Task to complete: Look through the listing and locate every line containing the word "SopE"; copy those lines.

[Records from a collection of figures]
======

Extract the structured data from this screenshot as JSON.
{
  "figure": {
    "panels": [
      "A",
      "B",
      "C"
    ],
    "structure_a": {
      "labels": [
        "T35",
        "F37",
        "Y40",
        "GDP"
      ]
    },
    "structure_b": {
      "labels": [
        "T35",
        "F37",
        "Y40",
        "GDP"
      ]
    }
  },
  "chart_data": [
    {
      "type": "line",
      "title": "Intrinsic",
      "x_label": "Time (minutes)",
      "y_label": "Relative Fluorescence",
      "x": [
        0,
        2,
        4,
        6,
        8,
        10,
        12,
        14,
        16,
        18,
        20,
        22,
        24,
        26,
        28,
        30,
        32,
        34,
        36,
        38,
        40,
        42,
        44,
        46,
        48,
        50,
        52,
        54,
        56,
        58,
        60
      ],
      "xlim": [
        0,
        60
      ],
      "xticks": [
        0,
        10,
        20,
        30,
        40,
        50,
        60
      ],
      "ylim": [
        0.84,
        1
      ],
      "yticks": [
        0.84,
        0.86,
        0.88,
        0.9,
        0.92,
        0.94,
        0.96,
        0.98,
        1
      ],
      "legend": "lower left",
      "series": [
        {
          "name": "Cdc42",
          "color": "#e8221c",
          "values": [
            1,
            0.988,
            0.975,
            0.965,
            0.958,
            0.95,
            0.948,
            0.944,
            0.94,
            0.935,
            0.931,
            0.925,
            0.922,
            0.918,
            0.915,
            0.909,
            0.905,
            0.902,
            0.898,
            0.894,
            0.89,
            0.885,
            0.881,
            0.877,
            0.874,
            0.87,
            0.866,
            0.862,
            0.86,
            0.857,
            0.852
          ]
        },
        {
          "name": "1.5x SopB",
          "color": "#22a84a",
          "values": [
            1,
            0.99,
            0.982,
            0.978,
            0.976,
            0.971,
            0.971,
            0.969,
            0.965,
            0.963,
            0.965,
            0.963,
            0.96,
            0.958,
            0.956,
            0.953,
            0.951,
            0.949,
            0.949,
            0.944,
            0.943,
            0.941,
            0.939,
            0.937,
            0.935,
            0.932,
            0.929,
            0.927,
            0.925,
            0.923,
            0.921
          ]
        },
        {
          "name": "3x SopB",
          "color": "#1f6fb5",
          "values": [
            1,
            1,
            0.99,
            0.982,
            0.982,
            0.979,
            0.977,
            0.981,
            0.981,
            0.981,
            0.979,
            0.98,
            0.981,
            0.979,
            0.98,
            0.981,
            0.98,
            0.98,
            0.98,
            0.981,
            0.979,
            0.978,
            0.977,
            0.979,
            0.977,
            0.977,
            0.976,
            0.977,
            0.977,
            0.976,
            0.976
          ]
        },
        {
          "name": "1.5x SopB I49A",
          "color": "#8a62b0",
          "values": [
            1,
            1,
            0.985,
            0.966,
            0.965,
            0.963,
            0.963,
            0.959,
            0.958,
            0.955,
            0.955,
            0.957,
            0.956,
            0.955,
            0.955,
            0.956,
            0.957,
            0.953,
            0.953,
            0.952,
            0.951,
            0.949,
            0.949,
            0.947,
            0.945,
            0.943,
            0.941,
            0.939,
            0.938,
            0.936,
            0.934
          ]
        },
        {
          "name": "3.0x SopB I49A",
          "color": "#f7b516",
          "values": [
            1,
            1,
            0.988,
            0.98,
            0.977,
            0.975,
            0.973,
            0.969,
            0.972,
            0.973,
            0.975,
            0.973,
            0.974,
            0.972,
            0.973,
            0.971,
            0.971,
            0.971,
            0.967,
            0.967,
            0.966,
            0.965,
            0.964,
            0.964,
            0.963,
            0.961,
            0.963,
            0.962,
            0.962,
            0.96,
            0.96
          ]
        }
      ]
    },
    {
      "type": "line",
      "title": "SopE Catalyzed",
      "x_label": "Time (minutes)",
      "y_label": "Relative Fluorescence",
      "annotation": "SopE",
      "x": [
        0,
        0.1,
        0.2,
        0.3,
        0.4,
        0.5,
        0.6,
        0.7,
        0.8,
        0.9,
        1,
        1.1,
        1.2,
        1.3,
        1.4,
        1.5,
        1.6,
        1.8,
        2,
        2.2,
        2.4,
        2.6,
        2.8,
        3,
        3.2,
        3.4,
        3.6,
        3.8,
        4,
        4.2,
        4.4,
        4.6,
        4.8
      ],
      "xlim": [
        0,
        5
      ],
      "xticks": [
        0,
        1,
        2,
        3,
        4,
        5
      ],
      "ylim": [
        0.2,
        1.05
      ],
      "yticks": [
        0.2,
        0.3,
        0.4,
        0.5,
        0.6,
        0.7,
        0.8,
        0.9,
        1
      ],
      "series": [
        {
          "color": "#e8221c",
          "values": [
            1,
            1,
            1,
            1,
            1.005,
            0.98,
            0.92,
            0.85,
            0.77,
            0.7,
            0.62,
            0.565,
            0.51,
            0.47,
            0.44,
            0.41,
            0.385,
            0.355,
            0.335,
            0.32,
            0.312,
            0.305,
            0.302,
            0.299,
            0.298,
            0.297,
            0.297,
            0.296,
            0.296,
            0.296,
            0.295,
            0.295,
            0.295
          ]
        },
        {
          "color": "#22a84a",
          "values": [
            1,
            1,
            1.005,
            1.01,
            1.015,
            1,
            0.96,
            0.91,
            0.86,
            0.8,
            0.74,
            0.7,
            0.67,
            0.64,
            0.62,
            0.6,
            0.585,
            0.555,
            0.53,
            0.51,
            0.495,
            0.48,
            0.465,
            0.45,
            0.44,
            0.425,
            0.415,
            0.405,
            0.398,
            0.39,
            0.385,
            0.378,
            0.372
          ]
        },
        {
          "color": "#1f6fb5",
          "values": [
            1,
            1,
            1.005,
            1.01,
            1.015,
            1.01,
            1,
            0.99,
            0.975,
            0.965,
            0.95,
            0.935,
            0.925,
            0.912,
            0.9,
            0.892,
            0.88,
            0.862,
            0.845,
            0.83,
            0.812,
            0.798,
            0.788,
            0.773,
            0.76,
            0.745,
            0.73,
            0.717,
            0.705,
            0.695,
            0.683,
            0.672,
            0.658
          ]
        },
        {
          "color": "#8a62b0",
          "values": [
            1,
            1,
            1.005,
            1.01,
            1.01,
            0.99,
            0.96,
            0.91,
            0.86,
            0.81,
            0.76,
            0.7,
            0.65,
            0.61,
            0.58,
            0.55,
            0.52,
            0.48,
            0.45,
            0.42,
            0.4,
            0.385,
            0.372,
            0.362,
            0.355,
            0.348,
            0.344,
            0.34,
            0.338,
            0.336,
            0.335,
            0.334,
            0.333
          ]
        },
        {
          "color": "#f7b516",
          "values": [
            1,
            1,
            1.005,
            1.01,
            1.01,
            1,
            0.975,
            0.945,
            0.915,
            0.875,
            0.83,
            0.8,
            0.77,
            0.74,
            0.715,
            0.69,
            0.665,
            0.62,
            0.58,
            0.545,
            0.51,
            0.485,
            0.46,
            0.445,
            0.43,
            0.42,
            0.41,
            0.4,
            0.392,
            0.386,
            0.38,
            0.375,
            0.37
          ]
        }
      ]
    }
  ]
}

======

Answer to this task:
      "title": "SopE Catalyzed",
      "annotation": "SopE",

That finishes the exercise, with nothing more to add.